• Exercise requirements:
Copy out all the items below, replacing each "Patent image size" with "Drawing size" and keeping everything else unchanged.

• Data provided:

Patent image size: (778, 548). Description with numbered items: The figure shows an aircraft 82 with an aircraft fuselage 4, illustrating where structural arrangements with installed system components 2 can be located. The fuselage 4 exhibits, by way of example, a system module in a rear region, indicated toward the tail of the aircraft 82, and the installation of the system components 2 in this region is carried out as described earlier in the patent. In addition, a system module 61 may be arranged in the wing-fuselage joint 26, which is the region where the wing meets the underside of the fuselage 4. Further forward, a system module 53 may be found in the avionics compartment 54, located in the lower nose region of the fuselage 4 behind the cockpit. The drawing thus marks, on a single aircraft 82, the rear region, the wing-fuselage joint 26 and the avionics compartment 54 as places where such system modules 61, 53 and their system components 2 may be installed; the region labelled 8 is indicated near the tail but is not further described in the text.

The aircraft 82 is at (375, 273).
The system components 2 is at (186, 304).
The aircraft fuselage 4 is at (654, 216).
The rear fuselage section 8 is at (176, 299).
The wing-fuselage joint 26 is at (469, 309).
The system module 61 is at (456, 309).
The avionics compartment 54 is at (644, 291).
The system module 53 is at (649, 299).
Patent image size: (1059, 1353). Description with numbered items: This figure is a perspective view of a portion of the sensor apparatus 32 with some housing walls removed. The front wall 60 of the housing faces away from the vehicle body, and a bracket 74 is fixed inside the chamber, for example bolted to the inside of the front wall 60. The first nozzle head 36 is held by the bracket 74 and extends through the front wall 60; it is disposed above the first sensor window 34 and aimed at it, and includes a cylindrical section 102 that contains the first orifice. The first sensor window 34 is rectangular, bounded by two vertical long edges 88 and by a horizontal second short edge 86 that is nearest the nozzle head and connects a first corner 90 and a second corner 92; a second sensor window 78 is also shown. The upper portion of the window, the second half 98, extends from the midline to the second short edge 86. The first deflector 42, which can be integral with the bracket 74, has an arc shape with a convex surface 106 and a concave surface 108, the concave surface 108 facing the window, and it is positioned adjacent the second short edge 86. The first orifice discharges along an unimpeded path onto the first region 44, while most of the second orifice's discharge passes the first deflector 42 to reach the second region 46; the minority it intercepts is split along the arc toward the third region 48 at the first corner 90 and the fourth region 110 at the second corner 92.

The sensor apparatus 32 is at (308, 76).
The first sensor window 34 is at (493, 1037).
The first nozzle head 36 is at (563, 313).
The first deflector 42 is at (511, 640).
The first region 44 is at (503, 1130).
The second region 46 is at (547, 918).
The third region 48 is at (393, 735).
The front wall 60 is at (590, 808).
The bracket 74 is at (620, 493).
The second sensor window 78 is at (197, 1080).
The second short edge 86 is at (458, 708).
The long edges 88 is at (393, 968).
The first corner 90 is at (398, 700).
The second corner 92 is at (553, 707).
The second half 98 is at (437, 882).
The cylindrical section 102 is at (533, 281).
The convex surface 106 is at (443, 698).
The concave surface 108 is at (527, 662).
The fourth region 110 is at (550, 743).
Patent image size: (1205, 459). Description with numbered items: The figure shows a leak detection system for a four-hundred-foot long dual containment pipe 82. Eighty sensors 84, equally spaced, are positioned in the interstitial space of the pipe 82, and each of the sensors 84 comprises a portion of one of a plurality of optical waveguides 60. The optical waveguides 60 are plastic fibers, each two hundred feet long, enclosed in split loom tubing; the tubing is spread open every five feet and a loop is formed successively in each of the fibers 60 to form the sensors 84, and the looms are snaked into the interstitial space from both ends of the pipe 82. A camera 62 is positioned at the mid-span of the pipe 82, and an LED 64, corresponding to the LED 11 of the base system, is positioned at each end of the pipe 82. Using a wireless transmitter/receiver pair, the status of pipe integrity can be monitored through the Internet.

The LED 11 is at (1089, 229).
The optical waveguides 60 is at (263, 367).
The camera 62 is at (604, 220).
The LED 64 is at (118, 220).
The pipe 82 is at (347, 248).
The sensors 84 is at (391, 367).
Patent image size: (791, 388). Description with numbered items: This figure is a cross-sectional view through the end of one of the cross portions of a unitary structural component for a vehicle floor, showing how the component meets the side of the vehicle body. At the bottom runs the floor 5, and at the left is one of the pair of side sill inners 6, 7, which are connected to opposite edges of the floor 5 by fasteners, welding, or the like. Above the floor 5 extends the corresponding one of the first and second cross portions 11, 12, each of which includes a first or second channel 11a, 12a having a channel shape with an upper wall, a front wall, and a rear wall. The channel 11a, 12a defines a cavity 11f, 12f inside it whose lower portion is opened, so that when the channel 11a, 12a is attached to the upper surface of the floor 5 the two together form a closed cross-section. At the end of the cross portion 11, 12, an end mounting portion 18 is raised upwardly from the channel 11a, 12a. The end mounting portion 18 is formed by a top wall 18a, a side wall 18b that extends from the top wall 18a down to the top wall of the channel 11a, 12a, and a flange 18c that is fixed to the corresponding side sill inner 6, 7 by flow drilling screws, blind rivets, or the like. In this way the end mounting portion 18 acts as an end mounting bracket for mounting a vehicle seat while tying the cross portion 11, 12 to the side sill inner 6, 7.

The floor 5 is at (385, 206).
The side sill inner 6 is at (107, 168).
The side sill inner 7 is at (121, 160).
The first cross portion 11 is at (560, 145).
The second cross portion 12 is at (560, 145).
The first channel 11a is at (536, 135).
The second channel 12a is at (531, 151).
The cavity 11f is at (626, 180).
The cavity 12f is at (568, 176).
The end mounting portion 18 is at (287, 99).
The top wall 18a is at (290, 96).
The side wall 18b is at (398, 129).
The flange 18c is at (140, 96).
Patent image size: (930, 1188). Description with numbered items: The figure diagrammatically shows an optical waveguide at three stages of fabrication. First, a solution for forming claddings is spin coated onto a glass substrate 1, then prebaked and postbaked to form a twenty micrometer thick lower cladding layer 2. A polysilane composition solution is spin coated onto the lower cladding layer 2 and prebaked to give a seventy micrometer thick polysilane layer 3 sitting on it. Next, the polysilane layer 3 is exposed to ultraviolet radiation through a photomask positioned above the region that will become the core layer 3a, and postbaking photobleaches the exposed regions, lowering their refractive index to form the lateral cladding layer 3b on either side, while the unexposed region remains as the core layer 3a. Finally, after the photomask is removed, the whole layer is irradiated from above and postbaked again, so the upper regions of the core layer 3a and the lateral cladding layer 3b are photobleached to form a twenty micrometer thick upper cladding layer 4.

• Result:
Drawing size: (778, 548). Description with numbered items: The figure shows an aircraft 82 with an aircraft fuselage 4, illustrating where structural arrangements with installed system components 2 can be located. The fuselage 4 exhibits, by way of example, a system module in a rear region, indicated toward the tail of the aircraft 82, and the installation of the system components 2 in this region is carried out as described earlier in the patent. In addition, a system module 61 may be arranged in the wing-fuselage joint 26, which is the region where the wing meets the underside of the fuselage 4. Further forward, a system module 53 may be found in the avionics compartment 54, located in the lower nose region of the fuselage 4 behind the cockpit. The drawing thus marks, on a single aircraft 82, the rear region, the wing-fuselage joint 26 and the avionics compartment 54 as places where such system modules 61, 53 and their system components 2 may be installed; the region labelled 8 is indicated near the tail but is not further described in the text.

The aircraft 82 is at (375, 273).
The system components 2 is at (186, 304).
The aircraft fuselage 4 is at (654, 216).
The rear fuselage section 8 is at (176, 299).
The wing-fuselage joint 26 is at (469, 309).
The system module 61 is at (456, 309).
The avionics compartment 54 is at (644, 291).
The system module 53 is at (649, 299).
Drawing size: (1059, 1353). Description with numbered items: This figure is a perspective view of a portion of the sensor apparatus 32 with some housing walls removed. The front wall 60 of the housing faces away from the vehicle body, and a bracket 74 is fixed inside the chamber, for example bolted to the inside of the front wall 60. The first nozzle head 36 is held by the bracket 74 and extends through the front wall 60; it is disposed above the first sensor window 34 and aimed at it, and includes a cylindrical section 102 that contains the first orifice. The first sensor window 34 is rectangular, bounded by two vertical long edges 88 and by a horizontal second short edge 86 that is nearest the nozzle head and connects a first corner 90 and a second corner 92; a second sensor window 78 is also shown. The upper portion of the window, the second half 98, extends from the midline to the second short edge 86. The first deflector 42, which can be integral with the bracket 74, has an arc shape with a convex surface 106 and a concave surface 108, the concave surface 108 facing the window, and it is positioned adjacent the second short edge 86. The first orifice discharges along an unimpeded path onto the first region 44, while most of the second orifice's discharge passes the first deflector 42 to reach the second region 46; the minority it intercepts is split along the arc toward the third region 48 at the first corner 90 and the fourth region 110 at the second corner 92.

The sensor apparatus 32 is at (308, 76).
The first sensor window 34 is at (493, 1037).
The first nozzle head 36 is at (563, 313).
The first deflector 42 is at (511, 640).
The first region 44 is at (503, 1130).
The second region 46 is at (547, 918).
The third region 48 is at (393, 735).
The front wall 60 is at (590, 808).
The bracket 74 is at (620, 493).
The second sensor window 78 is at (197, 1080).
The second short edge 86 is at (458, 708).
The long edges 88 is at (393, 968).
The first corner 90 is at (398, 700).
The second corner 92 is at (553, 707).
The second half 98 is at (437, 882).
The cylindrical section 102 is at (533, 281).
The convex surface 106 is at (443, 698).
The concave surface 108 is at (527, 662).
The fourth region 110 is at (550, 743).
Drawing size: (1205, 459). Description with numbered items: The figure shows a leak detection system for a four-hundred-foot long dual containment pipe 82. Eighty sensors 84, equally spaced, are positioned in the interstitial space of the pipe 82, and each of the sensors 84 comprises a portion of one of a plurality of optical waveguides 60. The optical waveguides 60 are plastic fibers, each two hundred feet long, enclosed in split loom tubing; the tubing is spread open every five feet and a loop is formed successively in each of the fibers 60 to form the sensors 84, and the looms are snaked into the interstitial space from both ends of the pipe 82. A camera 62 is positioned at the mid-span of the pipe 82, and an LED 64, corresponding to the LED 11 of the base system, is positioned at each end of the pipe 82. Using a wireless transmitter/receiver pair, the status of pipe integrity can be monitored through the Internet.

The LED 11 is at (1089, 229).
The optical waveguides 60 is at (263, 367).
The camera 62 is at (604, 220).
The LED 64 is at (118, 220).
The pipe 82 is at (347, 248).
The sensors 84 is at (391, 367).
Drawing size: (791, 388). Description with numbered items: This figure is a cross-sectional view through the end of one of the cross portions of a unitary structural component for a vehicle floor, showing how the component meets the side of the vehicle body. At the bottom runs the floor 5, and at the left is one of the pair of side sill inners 6, 7, which are connected to opposite edges of the floor 5 by fasteners, welding, or the like. Above the floor 5 extends the corresponding one of the first and second cross portions 11, 12, each of which includes a first or second channel 11a, 12a having a channel shape with an upper wall, a front wall, and a rear wall. The channel 11a, 12a defines a cavity 11f, 12f inside it whose lower portion is opened, so that when the channel 11a, 12a is attached to the upper surface of the floor 5 the two together form a closed cross-section. At the end of the cross portion 11, 12, an end mounting portion 18 is raised upwardly from the channel 11a, 12a. The end mounting portion 18 is formed by a top wall 18a, a side wall 18b that extends from the top wall 18a down to the top wall of the channel 11a, 12a, and a flange 18c that is fixed to the corresponding side sill inner 6, 7 by flow drilling screws, blind rivets, or the like. In this way the end mounting portion 18 acts as an end mounting bracket for mounting a vehicle seat while tying the cross portion 11, 12 to the side sill inner 6, 7.

The floor 5 is at (385, 206).
The side sill inner 6 is at (107, 168).
The side sill inner 7 is at (121, 160).
The first cross portion 11 is at (560, 145).
The second cross portion 12 is at (560, 145).
The first channel 11a is at (536, 135).
The second channel 12a is at (531, 151).
The cavity 11f is at (626, 180).
The cavity 12f is at (568, 176).
The end mounting portion 18 is at (287, 99).
The top wall 18a is at (290, 96).
The side wall 18b is at (398, 129).
The flange 18c is at (140, 96).
Drawing size: (930, 1188). Description with numbered items: The figure diagrammatically shows an optical waveguide at three stages of fabrication. First, a solution for forming claddings is spin coated onto a glass substrate 1, then prebaked and postbaked to form a twenty micrometer thick lower cladding layer 2. A polysilane composition solution is spin coated onto the lower cladding layer 2 and prebaked to give a seventy micrometer thick polysilane layer 3 sitting on it. Next, the polysilane layer 3 is exposed to ultraviolet radiation through a photomask positioned above the region that will become the core layer 3a, and postbaking photobleaches the exposed regions, lowering their refractive index to form the lateral cladding layer 3b on either side, while the unexposed region remains as the core layer 3a. Finally, after the photomask is removed, the whole layer is irradiated from above and postbaked again, so the upper regions of the core layer 3a and the lateral cladding layer 3b are photobleached to form a twenty micrometer thick upper cladding layer 4.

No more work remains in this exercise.